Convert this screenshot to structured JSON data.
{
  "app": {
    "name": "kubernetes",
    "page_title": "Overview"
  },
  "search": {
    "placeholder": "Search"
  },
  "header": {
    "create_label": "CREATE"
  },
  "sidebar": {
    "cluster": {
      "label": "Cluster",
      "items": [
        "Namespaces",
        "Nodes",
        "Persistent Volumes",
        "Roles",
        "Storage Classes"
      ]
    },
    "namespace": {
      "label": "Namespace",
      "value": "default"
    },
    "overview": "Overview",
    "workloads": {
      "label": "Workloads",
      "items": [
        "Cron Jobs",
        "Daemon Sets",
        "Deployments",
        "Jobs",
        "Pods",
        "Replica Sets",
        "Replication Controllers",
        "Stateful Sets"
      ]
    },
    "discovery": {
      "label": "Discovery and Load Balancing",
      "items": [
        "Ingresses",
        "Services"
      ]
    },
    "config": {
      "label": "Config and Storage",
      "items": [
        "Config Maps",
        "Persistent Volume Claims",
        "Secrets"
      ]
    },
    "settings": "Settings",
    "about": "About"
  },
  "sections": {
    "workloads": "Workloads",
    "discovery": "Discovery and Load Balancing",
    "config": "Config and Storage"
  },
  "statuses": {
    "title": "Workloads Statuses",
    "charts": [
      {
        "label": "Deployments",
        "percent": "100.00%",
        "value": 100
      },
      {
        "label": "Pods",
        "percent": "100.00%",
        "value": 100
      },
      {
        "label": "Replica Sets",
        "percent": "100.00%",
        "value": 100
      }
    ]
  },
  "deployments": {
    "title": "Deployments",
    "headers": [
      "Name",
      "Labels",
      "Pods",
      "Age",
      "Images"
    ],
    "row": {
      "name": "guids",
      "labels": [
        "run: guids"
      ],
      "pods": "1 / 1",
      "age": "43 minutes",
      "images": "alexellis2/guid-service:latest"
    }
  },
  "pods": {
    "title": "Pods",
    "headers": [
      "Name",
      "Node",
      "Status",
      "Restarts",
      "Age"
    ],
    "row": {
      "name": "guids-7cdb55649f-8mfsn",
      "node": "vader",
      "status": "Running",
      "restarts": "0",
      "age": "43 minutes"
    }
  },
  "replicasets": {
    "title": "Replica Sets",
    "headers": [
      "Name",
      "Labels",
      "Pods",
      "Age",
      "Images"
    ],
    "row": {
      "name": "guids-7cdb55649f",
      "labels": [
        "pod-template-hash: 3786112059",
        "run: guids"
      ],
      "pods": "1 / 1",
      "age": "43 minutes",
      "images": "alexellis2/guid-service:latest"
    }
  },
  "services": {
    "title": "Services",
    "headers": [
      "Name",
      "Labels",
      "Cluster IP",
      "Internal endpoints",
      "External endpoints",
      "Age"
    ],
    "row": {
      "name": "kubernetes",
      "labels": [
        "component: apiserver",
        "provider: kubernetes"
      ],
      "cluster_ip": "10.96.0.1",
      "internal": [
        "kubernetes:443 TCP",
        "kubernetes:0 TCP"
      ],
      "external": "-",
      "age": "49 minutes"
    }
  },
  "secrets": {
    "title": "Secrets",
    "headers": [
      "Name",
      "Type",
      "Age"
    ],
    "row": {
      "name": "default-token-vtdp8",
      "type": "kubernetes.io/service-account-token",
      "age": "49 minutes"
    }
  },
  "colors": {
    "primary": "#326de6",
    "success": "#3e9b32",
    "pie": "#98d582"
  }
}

=-=-=

**Description of the task**
Give the entries again in full, exactly as they are written.

**Written answer**
Convert this screenshot to structured JSON data.
{
  "app": {
    "name": "kubernetes",
    "page_title": "Overview"
  },
  "search": {
    "placeholder": "Search"
  },
  "header": {
    "create_label": "CREATE"
  },
  "sidebar": {
    "cluster": {
      "label": "Cluster",
      "items": [
        "Namespaces",
        "Nodes",
        "Persistent Volumes",
        "Roles",
        "Storage Classes"
      ]
    },
    "namespace": {
      "label": "Namespace",
      "value": "default"
    },
    "overview": "Overview",
    "workloads": {
      "label": "Workloads",
      "items": [
        "Cron Jobs",
        "Daemon Sets",
        "Deployments",
        "Jobs",
        "Pods",
        "Replica Sets",
        "Replication Controllers",
        "Stateful Sets"
      ]
    },
    "discovery": {
      "label": "Discovery and Load Balancing",
      "items": [
        "Ingresses",
        "Services"
      ]
    },
    "config": {
      "label": "Config and Storage",
      "items": [
        "Config Maps",
        "Persistent Volume Claims",
        "Secrets"
      ]
    },
    "settings": "Settings",
    "about": "About"
  },
  "sections": {
    "workloads": "Workloads",
    "discovery": "Discovery and Load Balancing",
    "config": "Config and Storage"
  },
  "statuses": {
    "title": "Workloads Statuses",
    "charts": [
      {
        "label": "Deployments",
        "percent": "100.00%",
        "value": 100
      },
      {
        "label": "Pods",
        "percent": "100.00%",
        "value": 100
      },
      {
        "label": "Replica Sets",
        "percent": "100.00%",
        "value": 100
      }
    ]
  },
  "deployments": {
    "title": "Deployments",
    "headers": [
      "Name",
      "Labels",
      "Pods",
      "Age",
      "Images"
    ],
    "row": {
      "name": "guids",
      "labels": [
        "run: guids"
      ],
      "pods": "1 / 1",
      "age": "43 minutes",
      "images": "alexellis2/guid-service:latest"
    }
  },
  "pods": {
    "title": "Pods",
    "headers": [
      "Name",
      "Node",
      "Status",
      "Restarts",
      "Age"
    ],
    "row": {
      "name": "guids-7cdb55649f-8mfsn",
      "node": "vader",
      "status": "Running",
      "restarts": "0",
      "age": "43 minutes"
    }
  },
  "replicasets": {
    "title": "Replica Sets",
    "headers": [
      "Name",
      "Labels",
      "Pods",
      "Age",
      "Images"
    ],
    "row": {
      "name": "guids-7cdb55649f",
      "labels": [
        "pod-template-hash: 3786112059",
        "run: guids"
      ],
      "pods": "1 / 1",
      "age": "43 minutes",
      "images": "alexellis2/guid-service:latest"
    }
  },
  "services": {
    "title": "Services",
    "headers": [
      "Name",
      "Labels",
      "Cluster IP",
      "Internal endpoints",
      "External endpoints",
      "Age"
    ],
    "row": {
      "name": "kubernetes",
      "labels": [
        "component: apiserver",
        "provider: kubernetes"
      ],
      "cluster_ip": "10.96.0.1",
      "internal": [
        "kubernetes:443 TCP",
        "kubernetes:0 TCP"
      ],
      "external": "-",
      "age": "49 minutes"
    }
  },
  "secrets": {
    "title": "Secrets",
    "headers": [
      "Name",
      "Type",
      "Age"
    ],
    "row": {
      "name": "default-token-vtdp8",
      "type": "kubernetes.io/service-account-token",
      "age": "49 minutes"
    }
  },
  "colors": {
    "primary": "#326de6",
    "success": "#3e9b32",
    "pie": "#98d582"
  }
}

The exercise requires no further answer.